(Dataset items)
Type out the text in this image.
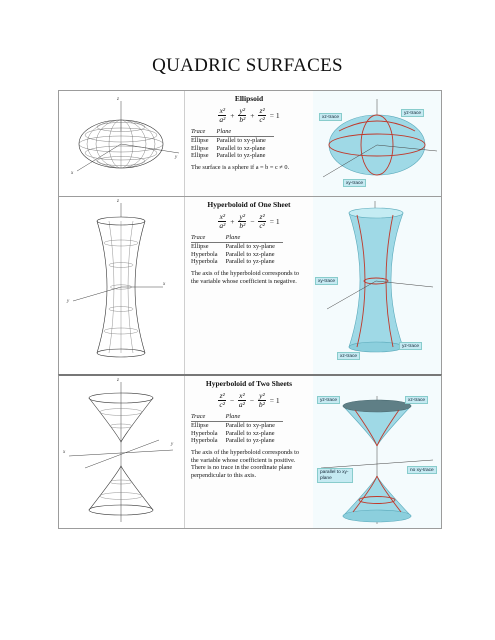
QUADRIC SURFACES
z
y
x
Ellipsoid
$\frac{\text{x²}}{\text{a²}} + \frac{\text{y²}}{\text{b²}} + \frac{\text{z²}}{\text{c²}} = 1$
Trace	Plane
Ellipse	Parallel to xy-plane
Ellipse	Parallel to xz-plane
Ellipse	Parallel to yz-plane
The surface is a sphere if a = b = c ≠ 0.
xz-trace
yz-trace
xy-trace
z
x
y
Hyperboloid of One Sheet
$\frac{\text{x²}}{\text{a²}} + \frac{\text{y²}}{\text{b²}} - \frac{\text{z²}}{\text{c²}} = 1$
Trace	Plane
Ellipse	Parallel to xy-plane
Hyperbola	Parallel to xz-plane
Hyperbola	Parallel to yz-plane
The axis of the hyperboloid corresponds to the variable whose coefficient is negative.	xy-trace
xz-trace
yz-trace
z
x
y
Hyperboloid of Two Sheets
$\frac{\text{z²}}{\text{c²}} - \frac{\text{x²}}{\text{a²}} - \frac{\text{y²}}{\text{b²}} = 1$
Trace	Plane
Ellipse	Parallel to xy-plane
Hyperbola	Parallel to xz-plane
Hyperbola	Parallel to yz-plane
The axis of the hyperboloid corresponds to the variable whose coefficient is positive. There is no trace in the coordinate plane perpendicular to this axis.
yz-trace	xz-trace
parallel to xy-plane
no xy-trace
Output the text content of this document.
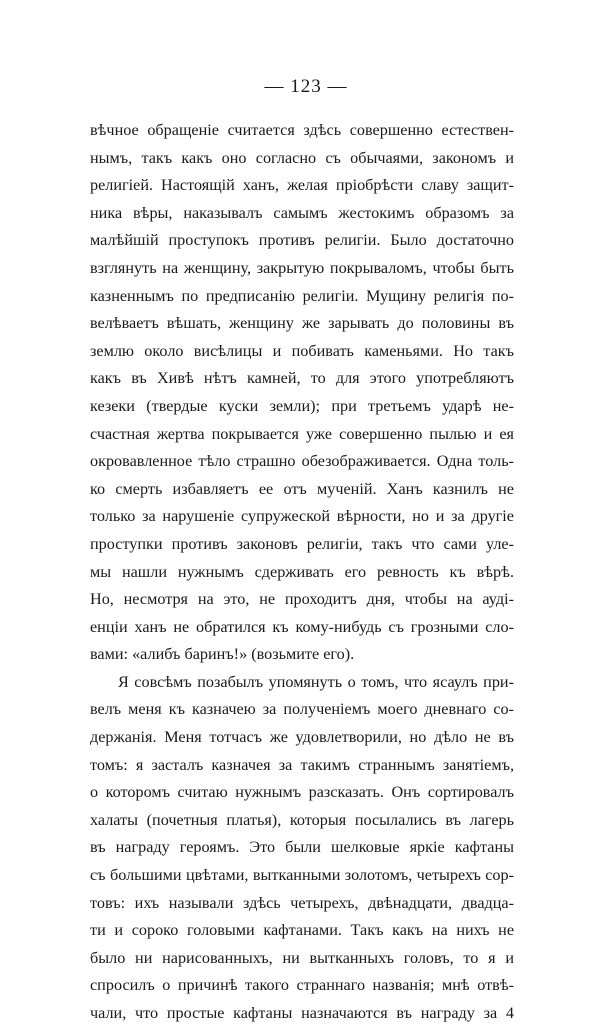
— 123 —
вѣчное обращеніе считается здѣсь совершенно естествен-
нымъ, такъ какъ оно согласно съ обычаями, закономъ и
религіей. Настоящій ханъ, желая пріобрѣсти славу защит-
ника вѣры, наказывалъ самымъ жестокимъ образомъ за
малѣйшій проступокъ противъ религіи. Было достаточно
взглянуть на женщину, закрытую покрываломъ, чтобы быть
казненнымъ по предписанію религіи. Мущину религія по-
велѣваетъ вѣшать, женщину же зарывать до половины въ
землю около висѣлицы и побивать каменьями. Но такъ
какъ въ Хивѣ нѣтъ камней, то для этого употребляютъ
кезеки (твердые куски земли); при третьемъ ударѣ не-
счастная жертва покрывается уже совершенно пылью и ея
окровавленное тѣло страшно обезображивается. Одна толь-
ко смерть избавляетъ ее отъ мученій. Ханъ казнилъ не
только за нарушеніе супружеской вѣрности, но и за другіе
проступки противъ законовъ религіи, такъ что сами уле-
мы нашли нужнымъ сдерживать его ревность къ вѣрѣ.
Но, несмотря на это, не проходитъ дня, чтобы на ауді-
енціи ханъ не обратился къ кому-нибудь съ грозными сло-
вами: «алибъ баринъ!» (возьмите его).
Я совсѣмъ позабылъ упомянуть о томъ, что ясаулъ при-
велъ меня къ казначею за полученіемъ моего дневнаго со-
держанія. Меня тотчасъ же удовлетворили, но дѣло не въ
томъ: я засталъ казначея за такимъ страннымъ занятіемъ,
о которомъ считаю нужнымъ разсказать. Онъ сортировалъ
халаты (почетныя платья), которыя посылались въ лагерь
въ награду героямъ. Это были шелковые яркіе кафтаны
съ большими цвѣтами, вытканными золотомъ, четырехъ сор-
товъ: ихъ называли здѣсь четырехъ, двѣнадцати, двадца-
ти и сороко головыми кафтанами. Такъ какъ на нихъ не
было ни нарисованныхъ, ни вытканныхъ головъ, то я и
спросилъ о причинѣ такого страннаго названія; мнѣ отвѣ-
чали, что простые кафтаны назначаются въ награду за 4
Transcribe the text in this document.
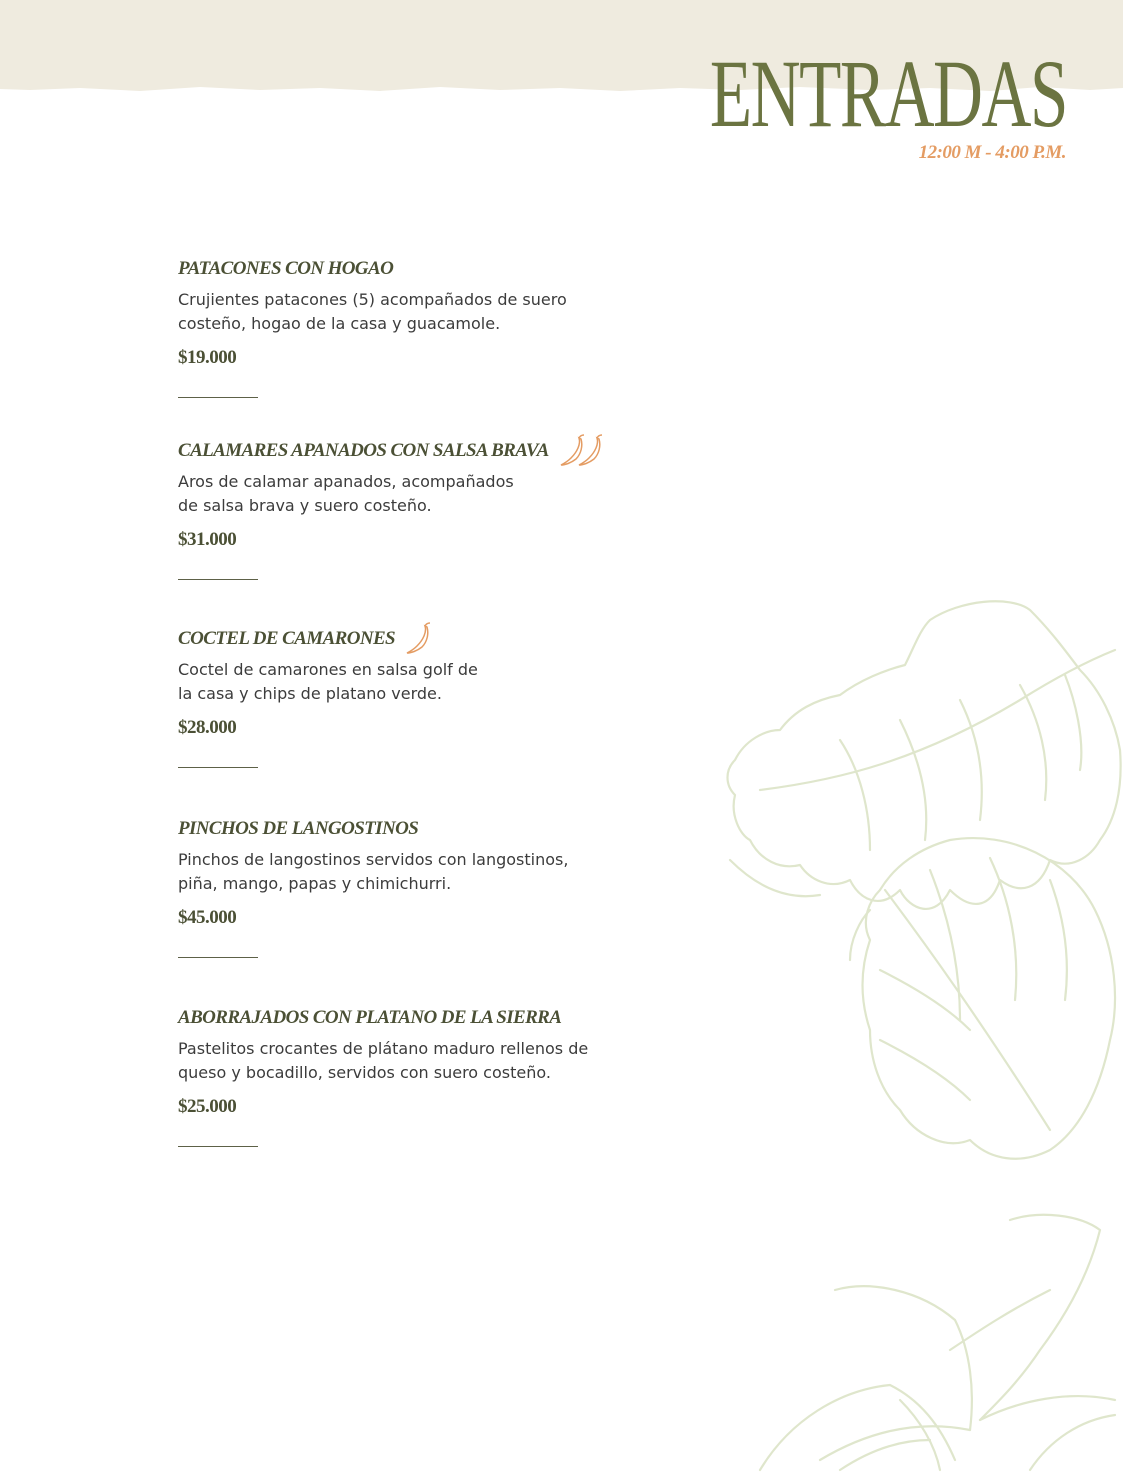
ENTRADAS
12:00 M - 4:00 P.M.
PATACONES CON HOGAO
Crujientes patacones (5) acompañados de suero
costeño, hogao de la casa y guacamole.
$19.000
CALAMARES APANADOS CON SALSA BRAVA
Aros de calamar apanados, acompañados
de salsa brava y suero costeño.
$31.000
COCTEL DE CAMARONES
Coctel de camarones en salsa golf de
la casa y chips de platano verde.
$28.000
PINCHOS DE LANGOSTINOS
Pinchos de langostinos servidos con langostinos,
piña, mango, papas y chimichurri.
$45.000
ABORRAJADOS CON PLATANO DE LA SIERRA
Pastelitos crocantes de plátano maduro rellenos de
queso y bocadillo, servidos con suero costeño.
$25.000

| TASK PROMPT |
Write every record out again exactly; no pictures belong in the copy.

| REPLY TO THE EXERCISE |
Type out the text in this image.
QUADRIC SURFACES
z
y
x
Ellipsoid
$\frac{\text{x²}}{\text{a²}} + \frac{\text{y²}}{\text{b²}} + \frac{\text{z²}}{\text{c²}} = 1$
Trace	Plane
Ellipse	Parallel to xy-plane
Ellipse	Parallel to xz-plane
Ellipse	Parallel to yz-plane
The surface is a sphere if a = b = c ≠ 0.
xz-trace
yz-trace
xy-trace
z
x
y
Hyperboloid of One Sheet
$\frac{\text{x²}}{\text{a²}} + \frac{\text{y²}}{\text{b²}} - \frac{\text{z²}}{\text{c²}} = 1$
Trace	Plane
Ellipse	Parallel to xy-plane
Hyperbola	Parallel to xz-plane
Hyperbola	Parallel to yz-plane
The axis of the hyperboloid corresponds to the variable whose coefficient is negative.	xy-trace
xz-trace
yz-trace
z
x
y
Hyperboloid of Two Sheets
$\frac{\text{z²}}{\text{c²}} - \frac{\text{x²}}{\text{a²}} - \frac{\text{y²}}{\text{b²}} = 1$
Trace	Plane
Ellipse	Parallel to xy-plane
Hyperbola	Parallel to xz-plane
Hyperbola	Parallel to yz-plane
The axis of the hyperboloid corresponds to the variable whose coefficient is positive. There is no trace in the coordinate plane perpendicular to this axis.
yz-trace	xz-trace
parallel to xy-plane
no xy-trace
Output the text content of this document.
— 123 —
вѣчное обращеніе считается здѣсь совершенно естествен-
нымъ, такъ какъ оно согласно съ обычаями, закономъ и
религіей. Настоящій ханъ, желая пріобрѣсти славу защит-
ника вѣры, наказывалъ самымъ жестокимъ образомъ за
малѣйшій проступокъ противъ религіи. Было достаточно
взглянуть на женщину, закрытую покрываломъ, чтобы быть
казненнымъ по предписанію религіи. Мущину религія по-
велѣваетъ вѣшать, женщину же зарывать до половины въ
землю около висѣлицы и побивать каменьями. Но такъ
какъ въ Хивѣ нѣтъ камней, то для этого употребляютъ
кезеки (твердые куски земли); при третьемъ ударѣ не-
счастная жертва покрывается уже совершенно пылью и ея
окровавленное тѣло страшно обезображивается. Одна толь-
ко смерть избавляетъ ее отъ мученій. Ханъ казнилъ не
только за нарушеніе супружеской вѣрности, но и за другіе
проступки противъ законовъ религіи, такъ что сами уле-
мы нашли нужнымъ сдерживать его ревность къ вѣрѣ.
Но, несмотря на это, не проходитъ дня, чтобы на ауді-
енціи ханъ не обратился къ кому-нибудь съ грозными сло-
вами: «алибъ баринъ!» (возьмите его).
Я совсѣмъ позабылъ упомянуть о томъ, что ясаулъ при-
велъ меня къ казначею за полученіемъ моего дневнаго со-
держанія. Меня тотчасъ же удовлетворили, но дѣло не въ
томъ: я засталъ казначея за такимъ страннымъ занятіемъ,
о которомъ считаю нужнымъ разсказать. Онъ сортировалъ
халаты (почетныя платья), которыя посылались въ лагерь
въ награду героямъ. Это были шелковые яркіе кафтаны
съ большими цвѣтами, вытканными золотомъ, четырехъ сор-
товъ: ихъ называли здѣсь четырехъ, двѣнадцати, двадца-
ти и сороко головыми кафтанами. Такъ какъ на нихъ не
было ни нарисованныхъ, ни вытканныхъ головъ, то я и
спросилъ о причинѣ такого страннаго названія; мнѣ отвѣ-
чали, что простые кафтаны назначаются въ награду за 4
Transcribe the text in this document.
ENTRADAS
12:00 M - 4:00 P.M.
PATACONES CON HOGAO
Crujientes patacones (5) acompañados de suero
costeño, hogao de la casa y guacamole.
$19.000
CALAMARES APANADOS CON SALSA BRAVA
Aros de calamar apanados, acompañados
de salsa brava y suero costeño.
$31.000
COCTEL DE CAMARONES
Coctel de camarones en salsa golf de
la casa y chips de platano verde.
$28.000
PINCHOS DE LANGOSTINOS
Pinchos de langostinos servidos con langostinos,
piña, mango, papas y chimichurri.
$45.000
ABORRAJADOS CON PLATANO DE LA SIERRA
Pastelitos crocantes de plátano maduro rellenos de
queso y bocadillo, servidos con suero costeño.
$25.000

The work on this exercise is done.